• [Work required]: Copy out each line of the data that holds the word "Убеждения".
>> BEGIN Given data
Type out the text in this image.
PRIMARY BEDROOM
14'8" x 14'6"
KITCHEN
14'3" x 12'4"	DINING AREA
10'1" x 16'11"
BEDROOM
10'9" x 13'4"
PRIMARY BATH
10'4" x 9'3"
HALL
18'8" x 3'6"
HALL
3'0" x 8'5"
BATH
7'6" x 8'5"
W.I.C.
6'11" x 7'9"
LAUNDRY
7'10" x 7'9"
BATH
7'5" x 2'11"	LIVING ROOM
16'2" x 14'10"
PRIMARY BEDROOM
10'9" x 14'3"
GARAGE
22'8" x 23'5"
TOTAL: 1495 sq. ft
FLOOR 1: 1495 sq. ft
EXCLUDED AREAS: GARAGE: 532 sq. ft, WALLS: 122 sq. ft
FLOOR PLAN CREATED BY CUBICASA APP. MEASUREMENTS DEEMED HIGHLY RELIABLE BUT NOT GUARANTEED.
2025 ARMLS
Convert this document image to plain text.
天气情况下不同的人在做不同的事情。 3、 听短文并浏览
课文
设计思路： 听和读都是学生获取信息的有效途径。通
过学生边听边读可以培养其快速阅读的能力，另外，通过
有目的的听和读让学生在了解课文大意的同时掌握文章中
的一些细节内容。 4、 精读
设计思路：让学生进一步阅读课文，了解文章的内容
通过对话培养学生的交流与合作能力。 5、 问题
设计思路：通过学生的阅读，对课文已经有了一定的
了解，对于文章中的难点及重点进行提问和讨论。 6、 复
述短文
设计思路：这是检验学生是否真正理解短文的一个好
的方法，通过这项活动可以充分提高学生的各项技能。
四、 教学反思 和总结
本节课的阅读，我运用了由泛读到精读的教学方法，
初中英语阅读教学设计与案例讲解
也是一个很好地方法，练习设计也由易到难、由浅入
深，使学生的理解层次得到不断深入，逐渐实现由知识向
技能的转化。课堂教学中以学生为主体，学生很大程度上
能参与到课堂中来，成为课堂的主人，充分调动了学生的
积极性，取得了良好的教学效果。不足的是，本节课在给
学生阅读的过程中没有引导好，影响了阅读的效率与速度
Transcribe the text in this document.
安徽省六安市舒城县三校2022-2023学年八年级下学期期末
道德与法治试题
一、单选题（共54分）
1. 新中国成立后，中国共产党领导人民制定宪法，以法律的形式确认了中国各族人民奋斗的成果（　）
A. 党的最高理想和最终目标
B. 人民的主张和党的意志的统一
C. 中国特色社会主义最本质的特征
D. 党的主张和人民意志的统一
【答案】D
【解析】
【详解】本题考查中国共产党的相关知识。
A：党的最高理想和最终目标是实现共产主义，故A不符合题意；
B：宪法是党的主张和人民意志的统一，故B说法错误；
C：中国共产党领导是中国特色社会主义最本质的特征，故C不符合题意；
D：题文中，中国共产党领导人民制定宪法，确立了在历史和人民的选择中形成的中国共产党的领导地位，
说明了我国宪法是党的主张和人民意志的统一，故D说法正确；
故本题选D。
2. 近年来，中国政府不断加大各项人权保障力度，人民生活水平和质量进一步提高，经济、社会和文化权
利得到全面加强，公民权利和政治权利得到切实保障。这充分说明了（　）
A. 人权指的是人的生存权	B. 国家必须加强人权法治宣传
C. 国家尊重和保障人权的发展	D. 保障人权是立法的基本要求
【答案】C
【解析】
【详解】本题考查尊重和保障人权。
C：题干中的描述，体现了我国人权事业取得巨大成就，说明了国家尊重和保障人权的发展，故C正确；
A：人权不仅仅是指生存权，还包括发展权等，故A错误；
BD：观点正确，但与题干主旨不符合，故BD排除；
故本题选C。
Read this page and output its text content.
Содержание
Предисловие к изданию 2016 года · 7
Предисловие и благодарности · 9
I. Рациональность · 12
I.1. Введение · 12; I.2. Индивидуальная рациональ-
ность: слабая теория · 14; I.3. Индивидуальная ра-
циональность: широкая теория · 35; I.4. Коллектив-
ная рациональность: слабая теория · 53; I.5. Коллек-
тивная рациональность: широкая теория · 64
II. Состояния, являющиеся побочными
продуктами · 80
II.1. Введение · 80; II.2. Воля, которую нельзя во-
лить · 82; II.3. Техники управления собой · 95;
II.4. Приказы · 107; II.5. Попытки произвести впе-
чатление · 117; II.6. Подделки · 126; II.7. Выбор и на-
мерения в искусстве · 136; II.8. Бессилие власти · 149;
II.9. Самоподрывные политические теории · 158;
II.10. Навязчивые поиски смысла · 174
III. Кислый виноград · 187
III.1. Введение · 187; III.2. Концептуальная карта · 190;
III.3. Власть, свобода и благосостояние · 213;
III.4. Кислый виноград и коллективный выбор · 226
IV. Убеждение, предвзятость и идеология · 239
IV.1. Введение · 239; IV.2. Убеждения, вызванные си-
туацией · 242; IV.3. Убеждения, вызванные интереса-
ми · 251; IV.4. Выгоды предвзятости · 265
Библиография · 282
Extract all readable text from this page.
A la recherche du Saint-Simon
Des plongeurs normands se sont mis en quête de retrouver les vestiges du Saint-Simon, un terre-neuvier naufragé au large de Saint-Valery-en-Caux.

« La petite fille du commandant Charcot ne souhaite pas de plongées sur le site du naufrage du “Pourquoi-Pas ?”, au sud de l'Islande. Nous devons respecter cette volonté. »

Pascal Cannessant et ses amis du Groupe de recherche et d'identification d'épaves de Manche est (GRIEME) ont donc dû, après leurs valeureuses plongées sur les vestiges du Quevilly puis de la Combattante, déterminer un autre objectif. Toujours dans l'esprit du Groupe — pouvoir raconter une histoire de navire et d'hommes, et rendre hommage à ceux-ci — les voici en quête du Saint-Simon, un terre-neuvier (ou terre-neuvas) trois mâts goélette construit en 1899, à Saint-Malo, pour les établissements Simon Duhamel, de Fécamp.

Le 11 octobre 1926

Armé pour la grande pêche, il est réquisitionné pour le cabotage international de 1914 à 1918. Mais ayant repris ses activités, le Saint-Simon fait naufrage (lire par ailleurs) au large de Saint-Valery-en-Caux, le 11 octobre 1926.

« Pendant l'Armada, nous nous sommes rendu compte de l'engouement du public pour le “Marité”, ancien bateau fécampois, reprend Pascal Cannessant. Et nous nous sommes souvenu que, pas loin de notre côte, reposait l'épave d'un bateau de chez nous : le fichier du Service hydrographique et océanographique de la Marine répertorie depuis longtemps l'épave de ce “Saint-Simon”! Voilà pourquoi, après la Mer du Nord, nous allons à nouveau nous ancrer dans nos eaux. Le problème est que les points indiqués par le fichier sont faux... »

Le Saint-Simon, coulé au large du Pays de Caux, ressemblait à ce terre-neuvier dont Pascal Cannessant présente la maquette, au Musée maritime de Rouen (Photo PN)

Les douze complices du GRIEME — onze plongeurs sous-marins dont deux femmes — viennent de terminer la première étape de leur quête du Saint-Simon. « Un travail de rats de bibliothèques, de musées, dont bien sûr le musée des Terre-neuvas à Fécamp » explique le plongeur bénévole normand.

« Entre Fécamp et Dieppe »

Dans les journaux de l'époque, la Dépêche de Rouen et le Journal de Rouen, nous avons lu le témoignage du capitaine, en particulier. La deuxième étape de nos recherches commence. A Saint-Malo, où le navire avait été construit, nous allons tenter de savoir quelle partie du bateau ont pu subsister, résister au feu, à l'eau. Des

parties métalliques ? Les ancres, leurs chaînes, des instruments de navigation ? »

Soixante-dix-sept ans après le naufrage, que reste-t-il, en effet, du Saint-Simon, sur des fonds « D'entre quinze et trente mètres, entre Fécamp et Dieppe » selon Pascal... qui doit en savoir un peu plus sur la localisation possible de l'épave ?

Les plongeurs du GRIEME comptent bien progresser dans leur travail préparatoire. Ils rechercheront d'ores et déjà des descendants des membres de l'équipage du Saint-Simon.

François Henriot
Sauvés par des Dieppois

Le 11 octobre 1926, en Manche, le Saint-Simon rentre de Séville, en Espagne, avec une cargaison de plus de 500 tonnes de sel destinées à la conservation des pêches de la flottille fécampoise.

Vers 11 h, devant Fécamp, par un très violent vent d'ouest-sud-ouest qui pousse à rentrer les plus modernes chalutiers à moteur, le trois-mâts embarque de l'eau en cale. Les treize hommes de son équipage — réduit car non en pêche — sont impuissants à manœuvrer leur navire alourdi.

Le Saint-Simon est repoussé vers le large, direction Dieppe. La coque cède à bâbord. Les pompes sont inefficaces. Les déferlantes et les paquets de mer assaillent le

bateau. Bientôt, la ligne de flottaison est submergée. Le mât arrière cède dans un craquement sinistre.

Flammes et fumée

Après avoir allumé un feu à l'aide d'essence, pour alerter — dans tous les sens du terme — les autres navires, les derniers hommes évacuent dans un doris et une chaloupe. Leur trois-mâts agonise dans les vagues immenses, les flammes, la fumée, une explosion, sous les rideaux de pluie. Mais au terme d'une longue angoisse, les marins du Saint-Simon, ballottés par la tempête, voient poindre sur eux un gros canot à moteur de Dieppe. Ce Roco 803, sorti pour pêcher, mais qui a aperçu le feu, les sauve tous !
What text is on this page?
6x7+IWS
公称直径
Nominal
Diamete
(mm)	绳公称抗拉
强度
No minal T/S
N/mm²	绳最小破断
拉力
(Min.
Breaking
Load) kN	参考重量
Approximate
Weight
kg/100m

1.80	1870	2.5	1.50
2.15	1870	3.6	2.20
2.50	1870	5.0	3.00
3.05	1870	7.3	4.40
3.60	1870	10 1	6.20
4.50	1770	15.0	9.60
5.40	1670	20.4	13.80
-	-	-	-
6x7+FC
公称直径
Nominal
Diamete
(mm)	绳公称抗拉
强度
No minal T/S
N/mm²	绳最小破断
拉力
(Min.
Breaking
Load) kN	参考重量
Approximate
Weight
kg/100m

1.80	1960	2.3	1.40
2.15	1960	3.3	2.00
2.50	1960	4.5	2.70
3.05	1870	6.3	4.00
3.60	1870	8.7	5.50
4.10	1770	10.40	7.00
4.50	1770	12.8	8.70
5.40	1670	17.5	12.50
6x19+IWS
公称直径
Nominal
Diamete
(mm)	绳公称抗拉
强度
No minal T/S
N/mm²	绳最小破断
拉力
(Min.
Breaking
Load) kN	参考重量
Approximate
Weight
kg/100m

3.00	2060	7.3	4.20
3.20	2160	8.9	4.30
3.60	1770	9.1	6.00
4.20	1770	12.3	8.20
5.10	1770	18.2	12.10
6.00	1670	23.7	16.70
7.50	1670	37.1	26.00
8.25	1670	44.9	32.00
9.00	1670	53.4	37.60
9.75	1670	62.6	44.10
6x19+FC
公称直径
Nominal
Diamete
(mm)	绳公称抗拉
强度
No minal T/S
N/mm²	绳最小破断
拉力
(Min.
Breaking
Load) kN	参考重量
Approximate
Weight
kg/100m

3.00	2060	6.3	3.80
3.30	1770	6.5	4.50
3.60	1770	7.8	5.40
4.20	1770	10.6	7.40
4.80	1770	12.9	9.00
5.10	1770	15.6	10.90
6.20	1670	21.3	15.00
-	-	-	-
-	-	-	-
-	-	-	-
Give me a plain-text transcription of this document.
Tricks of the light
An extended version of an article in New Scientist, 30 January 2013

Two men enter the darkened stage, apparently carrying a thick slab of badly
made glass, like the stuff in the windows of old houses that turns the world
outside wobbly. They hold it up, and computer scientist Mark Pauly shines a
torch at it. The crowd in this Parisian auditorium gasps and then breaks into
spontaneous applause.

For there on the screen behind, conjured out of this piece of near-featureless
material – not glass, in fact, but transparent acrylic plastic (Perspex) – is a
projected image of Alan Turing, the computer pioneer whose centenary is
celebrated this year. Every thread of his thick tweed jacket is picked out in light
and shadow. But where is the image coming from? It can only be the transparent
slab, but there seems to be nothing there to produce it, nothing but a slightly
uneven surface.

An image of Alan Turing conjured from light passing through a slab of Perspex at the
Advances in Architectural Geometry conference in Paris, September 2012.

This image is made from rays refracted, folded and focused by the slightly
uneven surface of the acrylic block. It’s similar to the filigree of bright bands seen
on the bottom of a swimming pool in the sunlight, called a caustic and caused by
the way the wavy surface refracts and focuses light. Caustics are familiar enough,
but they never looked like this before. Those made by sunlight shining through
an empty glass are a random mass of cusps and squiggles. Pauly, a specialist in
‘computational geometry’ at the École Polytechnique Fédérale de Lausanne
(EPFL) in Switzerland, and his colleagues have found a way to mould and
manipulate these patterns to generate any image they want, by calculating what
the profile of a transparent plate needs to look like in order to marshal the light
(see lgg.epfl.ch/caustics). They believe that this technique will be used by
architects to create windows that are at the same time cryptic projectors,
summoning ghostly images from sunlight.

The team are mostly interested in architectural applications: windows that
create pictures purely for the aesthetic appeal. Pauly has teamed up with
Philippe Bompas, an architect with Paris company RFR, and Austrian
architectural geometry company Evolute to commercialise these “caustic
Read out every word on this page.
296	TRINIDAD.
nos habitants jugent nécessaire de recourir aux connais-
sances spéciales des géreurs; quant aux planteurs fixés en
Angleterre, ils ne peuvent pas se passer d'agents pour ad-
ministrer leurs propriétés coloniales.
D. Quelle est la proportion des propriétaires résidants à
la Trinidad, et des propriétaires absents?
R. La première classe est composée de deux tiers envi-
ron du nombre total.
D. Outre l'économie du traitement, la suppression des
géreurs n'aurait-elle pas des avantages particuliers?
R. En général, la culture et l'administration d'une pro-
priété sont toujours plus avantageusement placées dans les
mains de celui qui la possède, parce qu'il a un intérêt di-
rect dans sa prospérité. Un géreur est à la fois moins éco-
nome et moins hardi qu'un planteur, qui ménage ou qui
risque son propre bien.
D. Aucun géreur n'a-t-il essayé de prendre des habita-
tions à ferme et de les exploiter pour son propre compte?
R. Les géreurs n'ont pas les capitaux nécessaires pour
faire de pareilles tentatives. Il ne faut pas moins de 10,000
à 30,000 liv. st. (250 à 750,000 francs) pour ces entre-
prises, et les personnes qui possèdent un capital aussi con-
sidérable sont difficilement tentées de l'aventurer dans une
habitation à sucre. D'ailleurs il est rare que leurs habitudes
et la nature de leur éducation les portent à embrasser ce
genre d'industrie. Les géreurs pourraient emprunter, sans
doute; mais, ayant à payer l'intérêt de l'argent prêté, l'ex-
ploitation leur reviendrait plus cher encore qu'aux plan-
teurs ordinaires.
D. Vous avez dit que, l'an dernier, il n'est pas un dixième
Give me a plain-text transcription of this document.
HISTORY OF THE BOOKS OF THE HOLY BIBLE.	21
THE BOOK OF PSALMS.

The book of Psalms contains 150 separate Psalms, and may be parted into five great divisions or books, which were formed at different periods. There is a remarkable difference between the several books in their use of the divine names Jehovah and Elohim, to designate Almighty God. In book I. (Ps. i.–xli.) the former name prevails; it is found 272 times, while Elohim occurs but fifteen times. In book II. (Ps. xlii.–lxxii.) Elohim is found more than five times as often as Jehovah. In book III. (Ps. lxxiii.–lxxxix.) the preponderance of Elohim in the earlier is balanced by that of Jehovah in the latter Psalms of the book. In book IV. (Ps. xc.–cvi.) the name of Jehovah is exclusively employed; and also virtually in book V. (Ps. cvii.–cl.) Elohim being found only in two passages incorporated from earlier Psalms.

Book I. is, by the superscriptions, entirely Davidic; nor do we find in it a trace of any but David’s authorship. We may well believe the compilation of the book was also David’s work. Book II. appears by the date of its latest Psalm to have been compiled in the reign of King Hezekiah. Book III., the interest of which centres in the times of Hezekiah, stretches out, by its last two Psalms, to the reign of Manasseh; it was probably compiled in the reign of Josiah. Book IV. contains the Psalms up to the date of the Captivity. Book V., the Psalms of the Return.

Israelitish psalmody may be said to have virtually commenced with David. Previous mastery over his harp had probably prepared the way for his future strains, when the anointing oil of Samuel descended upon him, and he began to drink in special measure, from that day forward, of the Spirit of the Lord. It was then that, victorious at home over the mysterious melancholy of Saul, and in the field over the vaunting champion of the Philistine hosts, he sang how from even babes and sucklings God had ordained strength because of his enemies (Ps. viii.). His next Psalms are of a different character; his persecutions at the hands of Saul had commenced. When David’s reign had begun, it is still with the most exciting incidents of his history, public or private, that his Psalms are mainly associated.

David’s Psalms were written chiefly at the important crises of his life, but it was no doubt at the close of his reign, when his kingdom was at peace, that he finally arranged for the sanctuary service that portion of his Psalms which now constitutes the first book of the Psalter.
>> END Given data
• [Exercise solution]:
IV.1. Введение · 239; IV.2. Убеждения, вызванные си-
туацией · 242; IV.3. Убеждения, вызванные интереса-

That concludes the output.